What is required:
Please find all lines in the data that hold the string "Importer" and copy them.

──────── Input rows ────────

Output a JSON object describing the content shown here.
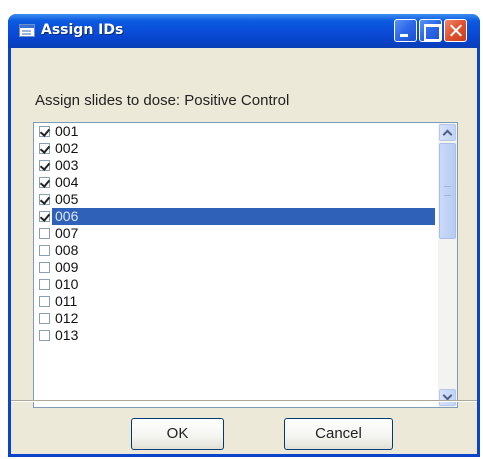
{
  "window": {
    "title": "Assign IDs"
  },
  "dialog": {
    "prompt": "Assign slides to dose: Positive Control",
    "ok_label": "OK",
    "cancel_label": "Cancel"
  },
  "list": {
    "selected_index": 5,
    "items": [
      {
        "label": "001",
        "checked": true
      },
      {
        "label": "002",
        "checked": true
      },
      {
        "label": "003",
        "checked": true
      },
      {
        "label": "004",
        "checked": true
      },
      {
        "label": "005",
        "checked": true
      },
      {
        "label": "006",
        "checked": true
      },
      {
        "label": "007",
        "checked": false
      },
      {
        "label": "008",
        "checked": false
      },
      {
        "label": "009",
        "checked": false
      },
      {
        "label": "010",
        "checked": false
      },
      {
        "label": "011",
        "checked": false
      },
      {
        "label": "012",
        "checked": false
      },
      {
        "label": "013",
        "checked": false
      }
    ]
  },
  "colors": {
    "titlebar": "#0a4bd8",
    "selection": "#2f61b8",
    "dialog_face": "#ece9d8"
  },
  "icons": {
    "app": "window-icon",
    "minimize": "minimize-icon",
    "maximize": "maximize-icon",
    "close": "close-icon",
    "scroll_up": "chevron-up-icon",
    "scroll_down": "chevron-down-icon"
  }
}
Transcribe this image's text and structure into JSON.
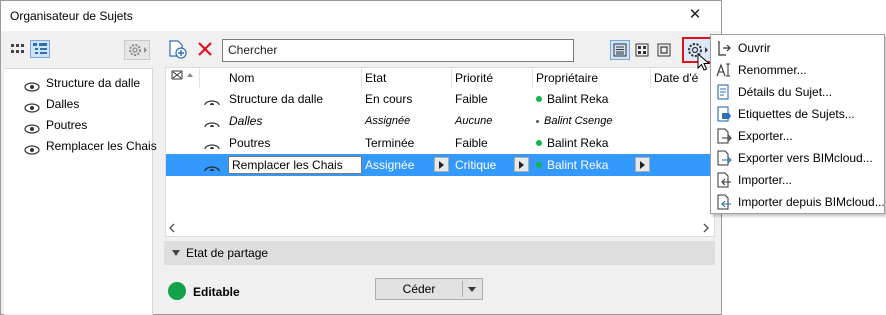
{
  "window": {
    "title": "Organisateur de Sujets",
    "close_label": "✕"
  },
  "left_panel": {
    "items": [
      {
        "label": "Structure da dalle"
      },
      {
        "label": "Dalles"
      },
      {
        "label": "Poutres"
      },
      {
        "label": "Remplacer les Chais"
      }
    ]
  },
  "toolbar": {
    "search_placeholder": "Chercher"
  },
  "table": {
    "columns": [
      "Nom",
      "Etat",
      "Priorité",
      "Propriétaire",
      "Date d'é"
    ],
    "rows": [
      {
        "name": "Structure da dalle",
        "status": "En cours",
        "priority": "Faible",
        "owner": "Balint Reka",
        "italic": false,
        "selected": false
      },
      {
        "name": "Dalles",
        "status": "Assignée",
        "priority": "Aucune",
        "owner": "Balint Csenge",
        "italic": true,
        "selected": false
      },
      {
        "name": "Poutres",
        "status": "Terminée",
        "priority": "Faible",
        "owner": "Balint Reka",
        "italic": false,
        "selected": false
      },
      {
        "name": "Remplacer les Chais",
        "status": "Assignée",
        "priority": "Critique",
        "owner": "Balint Reka",
        "italic": false,
        "selected": true
      }
    ]
  },
  "sharing": {
    "header": "Etat de partage",
    "status": "Editable",
    "status_color": "#12a24a",
    "button_label": "Céder"
  },
  "context_menu": {
    "items": [
      {
        "label": "Ouvrir",
        "icon": "open-icon"
      },
      {
        "label": "Renommer...",
        "icon": "rename-icon"
      },
      {
        "label": "Détails du Sujet...",
        "icon": "details-icon"
      },
      {
        "label": "Etiquettes de Sujets...",
        "icon": "labels-icon"
      },
      {
        "label": "Exporter...",
        "icon": "export-icon"
      },
      {
        "label": "Exporter vers BIMcloud...",
        "icon": "export-cloud-icon"
      },
      {
        "label": "Importer...",
        "icon": "import-icon"
      },
      {
        "label": "Importer depuis BIMcloud...",
        "icon": "import-cloud-icon"
      }
    ]
  },
  "colors": {
    "selection": "#3399ff",
    "owner_dot": "#18b24d",
    "highlight_border": "#e0111b",
    "delete_icon": "#e81123"
  }
}
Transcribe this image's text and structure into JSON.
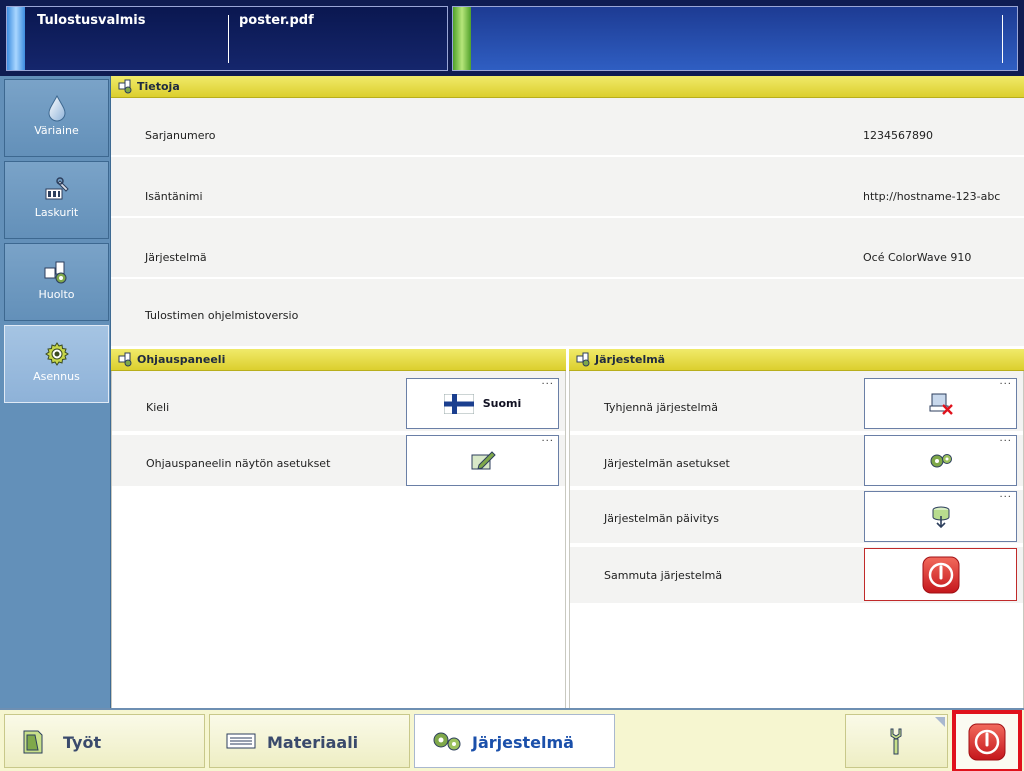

────────

Response for this exercise:
        "label": "Importer...",
        "label": "Importer depuis BIMcloud...",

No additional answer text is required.